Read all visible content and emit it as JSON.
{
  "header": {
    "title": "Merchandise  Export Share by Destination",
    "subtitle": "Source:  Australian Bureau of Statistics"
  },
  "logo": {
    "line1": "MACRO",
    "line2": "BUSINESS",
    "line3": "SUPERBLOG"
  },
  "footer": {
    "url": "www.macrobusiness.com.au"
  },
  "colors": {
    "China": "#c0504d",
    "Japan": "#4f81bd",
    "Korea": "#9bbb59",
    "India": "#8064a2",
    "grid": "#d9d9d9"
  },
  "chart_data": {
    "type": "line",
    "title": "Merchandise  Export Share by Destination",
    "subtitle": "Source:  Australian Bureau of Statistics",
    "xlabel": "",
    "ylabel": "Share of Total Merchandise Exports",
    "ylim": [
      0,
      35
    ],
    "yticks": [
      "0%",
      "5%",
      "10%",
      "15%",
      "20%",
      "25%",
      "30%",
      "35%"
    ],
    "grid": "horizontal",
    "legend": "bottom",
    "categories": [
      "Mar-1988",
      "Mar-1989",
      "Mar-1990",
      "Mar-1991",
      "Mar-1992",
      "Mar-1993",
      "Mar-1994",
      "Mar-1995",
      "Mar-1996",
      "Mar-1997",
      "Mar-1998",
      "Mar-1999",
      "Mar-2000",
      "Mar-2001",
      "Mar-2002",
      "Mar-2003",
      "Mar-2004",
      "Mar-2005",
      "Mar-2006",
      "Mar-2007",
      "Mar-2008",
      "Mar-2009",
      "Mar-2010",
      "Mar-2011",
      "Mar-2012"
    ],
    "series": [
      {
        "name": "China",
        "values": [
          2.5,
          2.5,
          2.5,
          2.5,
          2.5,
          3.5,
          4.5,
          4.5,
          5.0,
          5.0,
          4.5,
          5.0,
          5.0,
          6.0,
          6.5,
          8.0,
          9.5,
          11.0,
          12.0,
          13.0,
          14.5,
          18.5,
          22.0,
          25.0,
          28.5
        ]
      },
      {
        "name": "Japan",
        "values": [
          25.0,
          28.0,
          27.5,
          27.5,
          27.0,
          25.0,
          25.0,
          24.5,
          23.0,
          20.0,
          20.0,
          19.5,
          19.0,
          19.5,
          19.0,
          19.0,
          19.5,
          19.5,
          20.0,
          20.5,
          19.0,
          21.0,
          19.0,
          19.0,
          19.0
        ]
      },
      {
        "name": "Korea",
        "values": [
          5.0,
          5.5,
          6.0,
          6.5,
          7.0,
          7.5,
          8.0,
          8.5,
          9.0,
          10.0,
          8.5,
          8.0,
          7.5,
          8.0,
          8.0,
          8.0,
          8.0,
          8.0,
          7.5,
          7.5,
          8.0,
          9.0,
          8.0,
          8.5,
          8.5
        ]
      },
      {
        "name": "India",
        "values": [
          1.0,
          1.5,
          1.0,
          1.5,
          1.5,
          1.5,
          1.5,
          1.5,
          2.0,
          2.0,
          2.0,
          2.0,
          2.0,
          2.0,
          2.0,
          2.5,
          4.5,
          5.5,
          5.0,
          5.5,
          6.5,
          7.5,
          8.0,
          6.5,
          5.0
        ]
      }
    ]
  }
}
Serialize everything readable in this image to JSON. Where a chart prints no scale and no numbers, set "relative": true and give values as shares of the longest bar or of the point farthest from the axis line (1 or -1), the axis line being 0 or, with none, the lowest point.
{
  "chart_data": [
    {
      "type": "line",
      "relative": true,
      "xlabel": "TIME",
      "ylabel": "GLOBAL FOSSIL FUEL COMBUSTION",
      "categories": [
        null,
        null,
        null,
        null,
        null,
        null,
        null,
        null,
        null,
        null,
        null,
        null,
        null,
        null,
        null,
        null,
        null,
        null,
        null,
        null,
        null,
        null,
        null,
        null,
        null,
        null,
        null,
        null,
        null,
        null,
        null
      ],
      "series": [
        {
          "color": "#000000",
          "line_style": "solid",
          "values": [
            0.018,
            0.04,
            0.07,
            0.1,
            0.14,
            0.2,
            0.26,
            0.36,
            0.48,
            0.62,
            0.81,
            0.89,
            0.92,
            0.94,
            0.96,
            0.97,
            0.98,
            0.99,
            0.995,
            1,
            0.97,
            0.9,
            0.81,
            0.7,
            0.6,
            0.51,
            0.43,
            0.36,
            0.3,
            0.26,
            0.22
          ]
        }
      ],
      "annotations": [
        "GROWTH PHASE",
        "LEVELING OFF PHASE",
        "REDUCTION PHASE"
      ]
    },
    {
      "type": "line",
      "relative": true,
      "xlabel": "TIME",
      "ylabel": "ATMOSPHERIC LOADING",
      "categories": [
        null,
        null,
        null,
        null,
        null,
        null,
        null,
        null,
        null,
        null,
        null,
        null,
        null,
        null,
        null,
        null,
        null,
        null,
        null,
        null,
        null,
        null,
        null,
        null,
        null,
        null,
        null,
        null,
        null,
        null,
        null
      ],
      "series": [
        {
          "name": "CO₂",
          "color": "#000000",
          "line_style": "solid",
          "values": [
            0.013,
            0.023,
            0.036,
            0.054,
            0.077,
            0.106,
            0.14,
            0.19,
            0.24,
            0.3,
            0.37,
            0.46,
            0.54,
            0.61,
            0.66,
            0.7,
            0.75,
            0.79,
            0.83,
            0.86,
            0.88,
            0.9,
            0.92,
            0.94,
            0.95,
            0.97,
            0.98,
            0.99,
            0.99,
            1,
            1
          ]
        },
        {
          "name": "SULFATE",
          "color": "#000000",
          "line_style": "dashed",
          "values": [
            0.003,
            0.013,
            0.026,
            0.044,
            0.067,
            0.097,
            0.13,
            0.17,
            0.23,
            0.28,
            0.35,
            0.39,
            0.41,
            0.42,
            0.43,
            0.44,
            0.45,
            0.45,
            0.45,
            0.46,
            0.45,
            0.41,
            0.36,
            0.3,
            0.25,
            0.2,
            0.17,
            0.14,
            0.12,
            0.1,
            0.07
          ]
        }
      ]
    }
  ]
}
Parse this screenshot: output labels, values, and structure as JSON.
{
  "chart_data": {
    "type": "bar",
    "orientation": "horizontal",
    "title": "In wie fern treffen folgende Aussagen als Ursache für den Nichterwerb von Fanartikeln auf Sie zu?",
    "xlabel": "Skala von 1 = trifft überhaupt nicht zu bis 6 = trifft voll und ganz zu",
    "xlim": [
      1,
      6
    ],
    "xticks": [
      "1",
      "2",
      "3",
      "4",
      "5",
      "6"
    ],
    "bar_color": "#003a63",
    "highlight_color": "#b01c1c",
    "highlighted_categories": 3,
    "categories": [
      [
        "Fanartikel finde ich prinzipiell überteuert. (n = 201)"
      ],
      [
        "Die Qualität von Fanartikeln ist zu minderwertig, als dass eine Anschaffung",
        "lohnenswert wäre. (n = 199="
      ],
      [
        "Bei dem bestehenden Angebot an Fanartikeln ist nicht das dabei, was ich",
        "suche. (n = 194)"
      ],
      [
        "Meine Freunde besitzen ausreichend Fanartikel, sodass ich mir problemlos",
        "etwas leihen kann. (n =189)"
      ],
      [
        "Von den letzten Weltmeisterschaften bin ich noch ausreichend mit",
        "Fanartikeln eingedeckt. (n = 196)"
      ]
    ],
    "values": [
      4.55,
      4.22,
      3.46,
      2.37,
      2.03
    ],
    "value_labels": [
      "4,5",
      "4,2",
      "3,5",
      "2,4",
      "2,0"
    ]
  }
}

What you are asked to do>
Each line containing the word "Statistics" counts once; report the total alone.

Problem solution>
2